╭──

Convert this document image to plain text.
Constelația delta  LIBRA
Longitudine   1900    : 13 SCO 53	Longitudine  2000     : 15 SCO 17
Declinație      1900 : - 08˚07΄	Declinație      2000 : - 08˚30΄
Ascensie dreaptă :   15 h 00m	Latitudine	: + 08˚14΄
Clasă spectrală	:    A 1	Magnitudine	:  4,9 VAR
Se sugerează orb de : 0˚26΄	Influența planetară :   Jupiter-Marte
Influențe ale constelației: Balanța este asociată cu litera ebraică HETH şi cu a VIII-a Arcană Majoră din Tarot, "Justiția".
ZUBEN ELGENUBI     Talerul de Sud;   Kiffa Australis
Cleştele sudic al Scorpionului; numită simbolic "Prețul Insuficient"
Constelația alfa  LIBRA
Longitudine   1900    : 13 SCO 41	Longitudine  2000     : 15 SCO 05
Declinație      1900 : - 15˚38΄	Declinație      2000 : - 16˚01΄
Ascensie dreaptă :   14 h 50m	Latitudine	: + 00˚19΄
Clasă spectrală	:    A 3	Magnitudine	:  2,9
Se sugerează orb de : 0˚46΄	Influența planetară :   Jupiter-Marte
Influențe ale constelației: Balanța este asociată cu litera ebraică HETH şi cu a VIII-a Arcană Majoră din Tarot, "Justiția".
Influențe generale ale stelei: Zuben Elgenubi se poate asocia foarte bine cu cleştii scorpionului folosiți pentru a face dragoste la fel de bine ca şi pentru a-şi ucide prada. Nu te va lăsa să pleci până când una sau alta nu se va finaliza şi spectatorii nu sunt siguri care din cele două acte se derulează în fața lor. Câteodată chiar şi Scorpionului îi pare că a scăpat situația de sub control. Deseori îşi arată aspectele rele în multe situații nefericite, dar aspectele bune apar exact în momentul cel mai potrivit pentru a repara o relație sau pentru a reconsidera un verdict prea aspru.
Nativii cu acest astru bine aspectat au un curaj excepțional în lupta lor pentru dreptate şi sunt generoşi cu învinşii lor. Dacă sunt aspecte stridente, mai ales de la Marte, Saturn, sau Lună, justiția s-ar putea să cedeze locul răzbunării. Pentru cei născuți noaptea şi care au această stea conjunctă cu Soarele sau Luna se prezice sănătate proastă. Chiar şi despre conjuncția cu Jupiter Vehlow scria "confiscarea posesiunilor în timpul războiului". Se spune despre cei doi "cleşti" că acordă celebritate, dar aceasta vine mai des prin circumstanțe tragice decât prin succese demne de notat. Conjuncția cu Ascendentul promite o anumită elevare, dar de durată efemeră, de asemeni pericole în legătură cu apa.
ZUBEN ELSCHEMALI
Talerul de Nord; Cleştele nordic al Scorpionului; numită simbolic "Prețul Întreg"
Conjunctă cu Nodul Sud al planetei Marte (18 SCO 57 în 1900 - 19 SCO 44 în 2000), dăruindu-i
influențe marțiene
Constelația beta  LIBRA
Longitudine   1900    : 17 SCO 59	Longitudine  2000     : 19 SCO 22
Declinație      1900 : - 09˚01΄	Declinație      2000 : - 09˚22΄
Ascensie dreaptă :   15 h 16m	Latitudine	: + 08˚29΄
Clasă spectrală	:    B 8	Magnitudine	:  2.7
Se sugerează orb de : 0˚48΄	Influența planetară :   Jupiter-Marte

╰──

_What you will do_:
Copy the entries above exactly, leaving none out.

_Written answer_:
Convert this document image to plain text.
Constelația delta  LIBRA
Longitudine   1900    : 13 SCO 53	Longitudine  2000     : 15 SCO 17
Declinație      1900 : - 08˚07΄	Declinație      2000 : - 08˚30΄
Ascensie dreaptă :   15 h 00m	Latitudine	: + 08˚14΄
Clasă spectrală	:    A 1	Magnitudine	:  4,9 VAR
Se sugerează orb de : 0˚26΄	Influența planetară :   Jupiter-Marte
Influențe ale constelației: Balanța este asociată cu litera ebraică HETH şi cu a VIII-a Arcană Majoră din Tarot, "Justiția".
ZUBEN ELGENUBI     Talerul de Sud;   Kiffa Australis
Cleştele sudic al Scorpionului; numită simbolic "Prețul Insuficient"
Constelația alfa  LIBRA
Longitudine   1900    : 13 SCO 41	Longitudine  2000     : 15 SCO 05
Declinație      1900 : - 15˚38΄	Declinație      2000 : - 16˚01΄
Ascensie dreaptă :   14 h 50m	Latitudine	: + 00˚19΄
Clasă spectrală	:    A 3	Magnitudine	:  2,9
Se sugerează orb de : 0˚46΄	Influența planetară :   Jupiter-Marte
Influențe ale constelației: Balanța este asociată cu litera ebraică HETH şi cu a VIII-a Arcană Majoră din Tarot, "Justiția".
Influențe generale ale stelei: Zuben Elgenubi se poate asocia foarte bine cu cleştii scorpionului folosiți pentru a face dragoste la fel de bine ca şi pentru a-şi ucide prada. Nu te va lăsa să pleci până când una sau alta nu se va finaliza şi spectatorii nu sunt siguri care din cele două acte se derulează în fața lor. Câteodată chiar şi Scorpionului îi pare că a scăpat situația de sub control. Deseori îşi arată aspectele rele în multe situații nefericite, dar aspectele bune apar exact în momentul cel mai potrivit pentru a repara o relație sau pentru a reconsidera un verdict prea aspru.
Nativii cu acest astru bine aspectat au un curaj excepțional în lupta lor pentru dreptate şi sunt generoşi cu învinşii lor. Dacă sunt aspecte stridente, mai ales de la Marte, Saturn, sau Lună, justiția s-ar putea să cedeze locul răzbunării. Pentru cei născuți noaptea şi care au această stea conjunctă cu Soarele sau Luna se prezice sănătate proastă. Chiar şi despre conjuncția cu Jupiter Vehlow scria "confiscarea posesiunilor în timpul războiului". Se spune despre cei doi "cleşti" că acordă celebritate, dar aceasta vine mai des prin circumstanțe tragice decât prin succese demne de notat. Conjuncția cu Ascendentul promite o anumită elevare, dar de durată efemeră, de asemeni pericole în legătură cu apa.
ZUBEN ELSCHEMALI
Talerul de Nord; Cleştele nordic al Scorpionului; numită simbolic "Prețul Întreg"
Conjunctă cu Nodul Sud al planetei Marte (18 SCO 57 în 1900 - 19 SCO 44 în 2000), dăruindu-i
influențe marțiene
Constelația beta  LIBRA
Longitudine   1900    : 17 SCO 59	Longitudine  2000     : 19 SCO 22
Declinație      1900 : - 09˚01΄	Declinație      2000 : - 09˚22΄
Ascensie dreaptă :   15 h 16m	Latitudine	: + 08˚29΄
Clasă spectrală	:    B 8	Magnitudine	:  2.7
Se sugerează orb de : 0˚48΄	Influența planetară :   Jupiter-Marte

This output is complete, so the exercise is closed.